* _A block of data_
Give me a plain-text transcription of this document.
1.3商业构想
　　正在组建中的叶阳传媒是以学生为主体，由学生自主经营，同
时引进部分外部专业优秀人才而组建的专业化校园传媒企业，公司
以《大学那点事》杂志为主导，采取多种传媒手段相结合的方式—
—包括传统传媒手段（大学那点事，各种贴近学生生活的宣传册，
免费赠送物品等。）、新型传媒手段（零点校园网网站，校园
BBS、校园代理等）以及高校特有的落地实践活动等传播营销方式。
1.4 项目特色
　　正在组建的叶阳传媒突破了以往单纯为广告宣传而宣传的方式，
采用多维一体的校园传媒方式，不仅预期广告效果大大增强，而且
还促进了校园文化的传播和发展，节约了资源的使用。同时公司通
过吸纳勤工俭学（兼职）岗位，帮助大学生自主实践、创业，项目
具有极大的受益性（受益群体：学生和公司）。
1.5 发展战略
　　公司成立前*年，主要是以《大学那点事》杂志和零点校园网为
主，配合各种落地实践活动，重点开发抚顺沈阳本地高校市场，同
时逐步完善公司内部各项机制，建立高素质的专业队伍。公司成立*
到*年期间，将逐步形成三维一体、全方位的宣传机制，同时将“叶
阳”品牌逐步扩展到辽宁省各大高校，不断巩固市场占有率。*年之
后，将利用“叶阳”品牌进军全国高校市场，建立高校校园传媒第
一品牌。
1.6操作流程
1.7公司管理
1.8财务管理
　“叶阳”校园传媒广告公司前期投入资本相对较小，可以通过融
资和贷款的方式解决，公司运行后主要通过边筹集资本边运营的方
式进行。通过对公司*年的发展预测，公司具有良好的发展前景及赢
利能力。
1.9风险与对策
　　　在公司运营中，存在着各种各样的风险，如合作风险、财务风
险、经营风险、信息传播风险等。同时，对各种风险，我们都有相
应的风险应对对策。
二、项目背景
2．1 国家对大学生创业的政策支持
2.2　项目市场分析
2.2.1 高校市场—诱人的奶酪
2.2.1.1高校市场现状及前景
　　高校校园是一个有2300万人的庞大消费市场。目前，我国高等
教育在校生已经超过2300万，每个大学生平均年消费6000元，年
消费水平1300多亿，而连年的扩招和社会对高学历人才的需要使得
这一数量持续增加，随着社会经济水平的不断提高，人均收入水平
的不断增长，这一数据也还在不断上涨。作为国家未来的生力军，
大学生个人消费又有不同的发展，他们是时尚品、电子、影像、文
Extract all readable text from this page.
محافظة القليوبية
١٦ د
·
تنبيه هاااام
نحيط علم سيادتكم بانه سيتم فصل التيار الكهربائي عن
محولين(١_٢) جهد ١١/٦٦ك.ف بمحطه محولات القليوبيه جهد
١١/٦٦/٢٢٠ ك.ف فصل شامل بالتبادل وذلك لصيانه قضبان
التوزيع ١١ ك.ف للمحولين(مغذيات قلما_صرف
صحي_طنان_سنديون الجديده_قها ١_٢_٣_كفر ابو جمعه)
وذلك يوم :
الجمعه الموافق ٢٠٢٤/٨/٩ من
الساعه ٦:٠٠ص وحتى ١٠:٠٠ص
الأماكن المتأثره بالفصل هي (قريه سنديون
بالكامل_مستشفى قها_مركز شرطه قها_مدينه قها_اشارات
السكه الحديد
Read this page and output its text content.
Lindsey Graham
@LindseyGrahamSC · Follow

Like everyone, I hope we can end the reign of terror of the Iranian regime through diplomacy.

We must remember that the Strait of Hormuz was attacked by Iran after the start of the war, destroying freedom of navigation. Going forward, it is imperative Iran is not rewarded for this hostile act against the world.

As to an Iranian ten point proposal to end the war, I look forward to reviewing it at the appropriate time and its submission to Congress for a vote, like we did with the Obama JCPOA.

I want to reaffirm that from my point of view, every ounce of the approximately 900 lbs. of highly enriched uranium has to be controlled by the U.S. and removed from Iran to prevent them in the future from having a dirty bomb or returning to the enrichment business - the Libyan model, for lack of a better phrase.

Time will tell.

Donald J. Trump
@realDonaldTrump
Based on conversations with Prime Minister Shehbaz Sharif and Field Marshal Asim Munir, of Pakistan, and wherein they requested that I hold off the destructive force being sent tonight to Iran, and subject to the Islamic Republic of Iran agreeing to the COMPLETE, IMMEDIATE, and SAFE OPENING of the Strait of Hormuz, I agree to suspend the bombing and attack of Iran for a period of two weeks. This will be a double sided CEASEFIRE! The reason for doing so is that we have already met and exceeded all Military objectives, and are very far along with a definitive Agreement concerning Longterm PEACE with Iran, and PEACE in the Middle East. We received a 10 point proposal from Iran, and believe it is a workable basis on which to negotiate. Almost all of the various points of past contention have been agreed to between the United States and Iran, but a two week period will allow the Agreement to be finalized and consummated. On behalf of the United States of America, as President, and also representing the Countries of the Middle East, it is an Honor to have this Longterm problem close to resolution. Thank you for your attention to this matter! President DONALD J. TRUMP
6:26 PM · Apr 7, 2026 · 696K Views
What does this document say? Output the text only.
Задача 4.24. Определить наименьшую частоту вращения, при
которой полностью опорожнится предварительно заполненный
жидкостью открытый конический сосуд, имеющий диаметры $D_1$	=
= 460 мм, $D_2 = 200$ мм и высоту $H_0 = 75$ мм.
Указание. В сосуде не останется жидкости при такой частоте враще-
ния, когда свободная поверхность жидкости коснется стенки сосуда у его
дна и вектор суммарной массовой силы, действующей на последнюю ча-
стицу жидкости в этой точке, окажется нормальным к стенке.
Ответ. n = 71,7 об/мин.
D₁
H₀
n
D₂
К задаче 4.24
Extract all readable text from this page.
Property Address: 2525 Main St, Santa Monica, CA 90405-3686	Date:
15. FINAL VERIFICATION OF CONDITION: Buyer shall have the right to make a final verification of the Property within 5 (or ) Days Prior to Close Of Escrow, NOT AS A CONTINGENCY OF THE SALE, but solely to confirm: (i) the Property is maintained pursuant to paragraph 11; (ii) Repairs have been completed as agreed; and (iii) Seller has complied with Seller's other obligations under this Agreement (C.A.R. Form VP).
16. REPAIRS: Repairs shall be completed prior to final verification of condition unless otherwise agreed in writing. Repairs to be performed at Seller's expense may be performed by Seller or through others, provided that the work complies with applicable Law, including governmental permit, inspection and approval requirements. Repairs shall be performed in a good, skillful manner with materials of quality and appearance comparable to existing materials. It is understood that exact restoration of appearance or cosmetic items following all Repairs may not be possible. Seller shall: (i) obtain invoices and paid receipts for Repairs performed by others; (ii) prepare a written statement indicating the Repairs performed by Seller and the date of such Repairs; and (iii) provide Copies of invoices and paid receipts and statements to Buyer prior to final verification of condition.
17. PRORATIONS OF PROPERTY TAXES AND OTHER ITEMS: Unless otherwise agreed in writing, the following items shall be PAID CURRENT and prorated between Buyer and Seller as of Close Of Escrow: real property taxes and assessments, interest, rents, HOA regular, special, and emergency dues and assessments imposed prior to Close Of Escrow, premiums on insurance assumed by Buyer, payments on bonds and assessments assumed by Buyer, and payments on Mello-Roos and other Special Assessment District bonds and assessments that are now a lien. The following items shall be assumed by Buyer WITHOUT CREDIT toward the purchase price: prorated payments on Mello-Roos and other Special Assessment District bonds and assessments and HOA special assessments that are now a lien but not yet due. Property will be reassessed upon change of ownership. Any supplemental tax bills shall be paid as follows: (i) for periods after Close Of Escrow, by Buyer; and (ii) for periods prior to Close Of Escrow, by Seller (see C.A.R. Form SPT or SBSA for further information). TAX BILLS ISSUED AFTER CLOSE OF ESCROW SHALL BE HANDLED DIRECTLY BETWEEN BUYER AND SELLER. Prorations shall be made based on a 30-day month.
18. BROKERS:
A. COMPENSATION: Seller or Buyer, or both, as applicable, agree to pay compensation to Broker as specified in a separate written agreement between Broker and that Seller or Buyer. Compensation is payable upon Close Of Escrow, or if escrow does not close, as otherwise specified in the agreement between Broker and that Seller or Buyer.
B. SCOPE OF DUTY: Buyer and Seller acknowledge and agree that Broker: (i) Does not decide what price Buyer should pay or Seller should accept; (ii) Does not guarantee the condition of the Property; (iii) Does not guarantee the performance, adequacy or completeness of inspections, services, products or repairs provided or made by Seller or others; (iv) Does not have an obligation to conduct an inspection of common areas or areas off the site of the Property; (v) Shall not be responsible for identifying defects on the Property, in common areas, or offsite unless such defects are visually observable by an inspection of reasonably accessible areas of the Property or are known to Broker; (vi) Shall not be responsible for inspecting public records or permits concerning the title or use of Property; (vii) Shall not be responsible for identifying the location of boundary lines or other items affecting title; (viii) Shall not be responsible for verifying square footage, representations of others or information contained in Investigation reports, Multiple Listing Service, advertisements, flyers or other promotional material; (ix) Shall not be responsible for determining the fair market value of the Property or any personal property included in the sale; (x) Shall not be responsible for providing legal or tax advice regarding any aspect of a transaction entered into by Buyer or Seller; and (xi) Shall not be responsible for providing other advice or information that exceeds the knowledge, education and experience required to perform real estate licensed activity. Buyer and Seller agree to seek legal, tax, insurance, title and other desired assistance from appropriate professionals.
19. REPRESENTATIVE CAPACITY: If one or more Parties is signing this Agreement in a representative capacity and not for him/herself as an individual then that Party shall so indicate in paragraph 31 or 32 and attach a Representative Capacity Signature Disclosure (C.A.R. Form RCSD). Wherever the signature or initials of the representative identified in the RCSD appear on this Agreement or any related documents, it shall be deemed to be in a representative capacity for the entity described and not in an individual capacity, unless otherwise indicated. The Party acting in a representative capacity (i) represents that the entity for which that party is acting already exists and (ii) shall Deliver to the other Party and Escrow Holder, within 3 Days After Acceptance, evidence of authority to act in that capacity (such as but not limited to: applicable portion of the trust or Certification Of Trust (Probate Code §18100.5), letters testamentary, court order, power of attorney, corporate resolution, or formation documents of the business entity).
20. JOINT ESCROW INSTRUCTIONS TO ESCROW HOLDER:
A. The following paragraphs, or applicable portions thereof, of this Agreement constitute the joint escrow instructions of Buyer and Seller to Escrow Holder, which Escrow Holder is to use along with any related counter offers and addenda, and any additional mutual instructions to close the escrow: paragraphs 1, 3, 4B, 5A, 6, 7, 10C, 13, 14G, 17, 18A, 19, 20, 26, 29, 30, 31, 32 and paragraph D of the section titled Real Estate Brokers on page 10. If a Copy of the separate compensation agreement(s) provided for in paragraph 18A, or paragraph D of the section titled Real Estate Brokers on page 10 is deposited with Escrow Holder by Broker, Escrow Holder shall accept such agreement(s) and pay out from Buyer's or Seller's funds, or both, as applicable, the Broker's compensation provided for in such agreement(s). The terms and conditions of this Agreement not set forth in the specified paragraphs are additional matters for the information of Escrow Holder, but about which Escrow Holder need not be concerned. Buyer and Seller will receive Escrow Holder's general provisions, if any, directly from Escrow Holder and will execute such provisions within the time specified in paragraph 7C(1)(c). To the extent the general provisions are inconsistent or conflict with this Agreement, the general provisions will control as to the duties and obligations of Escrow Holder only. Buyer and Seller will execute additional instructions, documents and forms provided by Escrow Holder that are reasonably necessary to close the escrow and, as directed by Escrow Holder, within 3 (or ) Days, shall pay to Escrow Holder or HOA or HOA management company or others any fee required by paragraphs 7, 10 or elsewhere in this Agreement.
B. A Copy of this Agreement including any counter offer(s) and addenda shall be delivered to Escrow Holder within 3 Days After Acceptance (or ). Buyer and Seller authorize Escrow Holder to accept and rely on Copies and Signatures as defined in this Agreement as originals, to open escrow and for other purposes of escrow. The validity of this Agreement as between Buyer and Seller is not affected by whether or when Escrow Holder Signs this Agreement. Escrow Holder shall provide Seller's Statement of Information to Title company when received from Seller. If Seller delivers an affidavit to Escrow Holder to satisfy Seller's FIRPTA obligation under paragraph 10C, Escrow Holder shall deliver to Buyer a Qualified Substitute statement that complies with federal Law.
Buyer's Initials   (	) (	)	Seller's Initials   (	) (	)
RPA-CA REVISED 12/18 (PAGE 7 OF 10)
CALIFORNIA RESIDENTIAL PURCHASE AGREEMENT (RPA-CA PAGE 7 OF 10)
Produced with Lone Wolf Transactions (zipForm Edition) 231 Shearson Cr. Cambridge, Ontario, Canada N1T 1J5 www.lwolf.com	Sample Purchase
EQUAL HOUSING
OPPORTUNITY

* _Brief_
From the listing above, report the number of lines containing the string "大学那点事", without any accompanying remarks.

* _Response to the exercise_
3